WORK TO DO »
Put the lines of every item below into a numbered list, leaving out any blank lines.

RECORDS PROVIDED »
────────────────

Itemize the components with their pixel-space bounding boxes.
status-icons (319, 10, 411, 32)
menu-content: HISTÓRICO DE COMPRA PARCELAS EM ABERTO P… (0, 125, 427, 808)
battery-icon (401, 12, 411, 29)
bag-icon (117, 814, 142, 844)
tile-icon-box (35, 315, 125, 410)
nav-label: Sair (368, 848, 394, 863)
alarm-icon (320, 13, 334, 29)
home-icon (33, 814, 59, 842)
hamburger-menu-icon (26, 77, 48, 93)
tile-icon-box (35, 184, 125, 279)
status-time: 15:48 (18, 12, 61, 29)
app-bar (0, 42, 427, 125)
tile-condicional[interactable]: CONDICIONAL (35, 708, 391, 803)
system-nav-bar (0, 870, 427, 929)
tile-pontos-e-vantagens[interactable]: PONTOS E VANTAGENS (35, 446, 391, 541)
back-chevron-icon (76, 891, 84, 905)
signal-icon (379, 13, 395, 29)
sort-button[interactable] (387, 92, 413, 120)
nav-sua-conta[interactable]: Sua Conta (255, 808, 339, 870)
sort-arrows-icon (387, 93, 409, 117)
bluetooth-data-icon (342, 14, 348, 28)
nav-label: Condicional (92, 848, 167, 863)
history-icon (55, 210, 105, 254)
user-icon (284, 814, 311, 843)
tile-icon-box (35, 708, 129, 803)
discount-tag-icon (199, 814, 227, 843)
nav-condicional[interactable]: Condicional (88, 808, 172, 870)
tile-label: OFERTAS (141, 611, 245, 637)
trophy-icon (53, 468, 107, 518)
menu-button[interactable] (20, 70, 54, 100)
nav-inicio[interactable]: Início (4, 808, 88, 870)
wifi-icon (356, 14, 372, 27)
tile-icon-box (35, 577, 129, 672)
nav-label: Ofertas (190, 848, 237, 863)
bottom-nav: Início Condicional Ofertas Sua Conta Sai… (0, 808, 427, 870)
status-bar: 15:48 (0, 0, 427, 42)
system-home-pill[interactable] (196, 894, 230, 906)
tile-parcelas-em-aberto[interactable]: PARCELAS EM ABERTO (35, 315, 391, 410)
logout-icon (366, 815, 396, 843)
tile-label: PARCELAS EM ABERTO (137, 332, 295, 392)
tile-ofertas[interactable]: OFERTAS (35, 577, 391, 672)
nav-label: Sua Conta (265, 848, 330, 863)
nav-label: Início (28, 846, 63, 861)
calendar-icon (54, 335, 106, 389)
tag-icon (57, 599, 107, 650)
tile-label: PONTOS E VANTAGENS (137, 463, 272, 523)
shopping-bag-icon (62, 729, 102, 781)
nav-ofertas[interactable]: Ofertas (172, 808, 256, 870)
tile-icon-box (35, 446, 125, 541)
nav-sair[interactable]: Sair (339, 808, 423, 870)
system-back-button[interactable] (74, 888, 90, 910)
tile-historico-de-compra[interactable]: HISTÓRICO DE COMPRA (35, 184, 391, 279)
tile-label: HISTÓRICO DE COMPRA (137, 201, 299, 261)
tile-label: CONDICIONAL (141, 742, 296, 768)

────────────────

FULL RESPONSE »
1. Itemize the components with their pixel-space bounding boxes.
2. status-icons (319, 10, 411, 32)
3. menu-content: HISTÓRICO DE COMPRA PARCELAS EM ABERTO P… (0, 125, 427, 808)
4. battery-icon (401, 12, 411, 29)
5. bag-icon (117, 814, 142, 844)
6. tile-icon-box (35, 315, 125, 410)
7. nav-label: Sair (368, 848, 394, 863)
8. alarm-icon (320, 13, 334, 29)
9. home-icon (33, 814, 59, 842)
10. hamburger-menu-icon (26, 77, 48, 93)
11. tile-icon-box (35, 184, 125, 279)
12. status-time: 15:48 (18, 12, 61, 29)
13. app-bar (0, 42, 427, 125)
14. tile-condicional[interactable]: CONDICIONAL (35, 708, 391, 803)
15. system-nav-bar (0, 870, 427, 929)
16. tile-pontos-e-vantagens[interactable]: PONTOS E VANTAGENS (35, 446, 391, 541)
17. back-chevron-icon (76, 891, 84, 905)
18. signal-icon (379, 13, 395, 29)
19. sort-button[interactable] (387, 92, 413, 120)
20. nav-sua-conta[interactable]: Sua Conta (255, 808, 339, 870)
21. sort-arrows-icon (387, 93, 409, 117)
22. bluetooth-data-icon (342, 14, 348, 28)
23. nav-label: Condicional (92, 848, 167, 863)
24. history-icon (55, 210, 105, 254)
25. user-icon (284, 814, 311, 843)
26. tile-icon-box (35, 708, 129, 803)
27. discount-tag-icon (199, 814, 227, 843)
28. nav-condicional[interactable]: Condicional (88, 808, 172, 870)
29. tile-label: OFERTAS (141, 611, 245, 637)
30. trophy-icon (53, 468, 107, 518)
31. menu-button[interactable] (20, 70, 54, 100)
32. nav-inicio[interactable]: Início (4, 808, 88, 870)
33. wifi-icon (356, 14, 372, 27)
34. tile-icon-box (35, 577, 129, 672)
35. nav-label: Ofertas (190, 848, 237, 863)
36. bottom-nav: Início Condicional Ofertas Sua Conta Sai… (0, 808, 427, 870)
37. status-bar: 15:48 (0, 0, 427, 42)
38. system-home-pill[interactable] (196, 894, 230, 906)
39. tile-parcelas-em-aberto[interactable]: PARCELAS EM ABERTO (35, 315, 391, 410)
40. logout-icon (366, 815, 396, 843)
41. tile-label: PARCELAS EM ABERTO (137, 332, 295, 392)
42. tile-ofertas[interactable]: OFERTAS (35, 577, 391, 672)
43. nav-label: Sua Conta (265, 848, 330, 863)
44. nav-label: Início (28, 846, 63, 861)
45. calendar-icon (54, 335, 106, 389)
46. tag-icon (57, 599, 107, 650)
47. tile-label: PONTOS E VANTAGENS (137, 463, 272, 523)
48. shopping-bag-icon (62, 729, 102, 781)
49. nav-ofertas[interactable]: Ofertas (172, 808, 256, 870)
50. tile-icon-box (35, 446, 125, 541)
51. nav-sair[interactable]: Sair (339, 808, 423, 870)
52. system-back-button[interactable] (74, 888, 90, 910)
53. tile-historico-de-compra[interactable]: HISTÓRICO DE COMPRA (35, 184, 391, 279)
54. tile-label: HISTÓRICO DE COMPRA (137, 201, 299, 261)
55. tile-label: CONDICIONAL (141, 742, 296, 768)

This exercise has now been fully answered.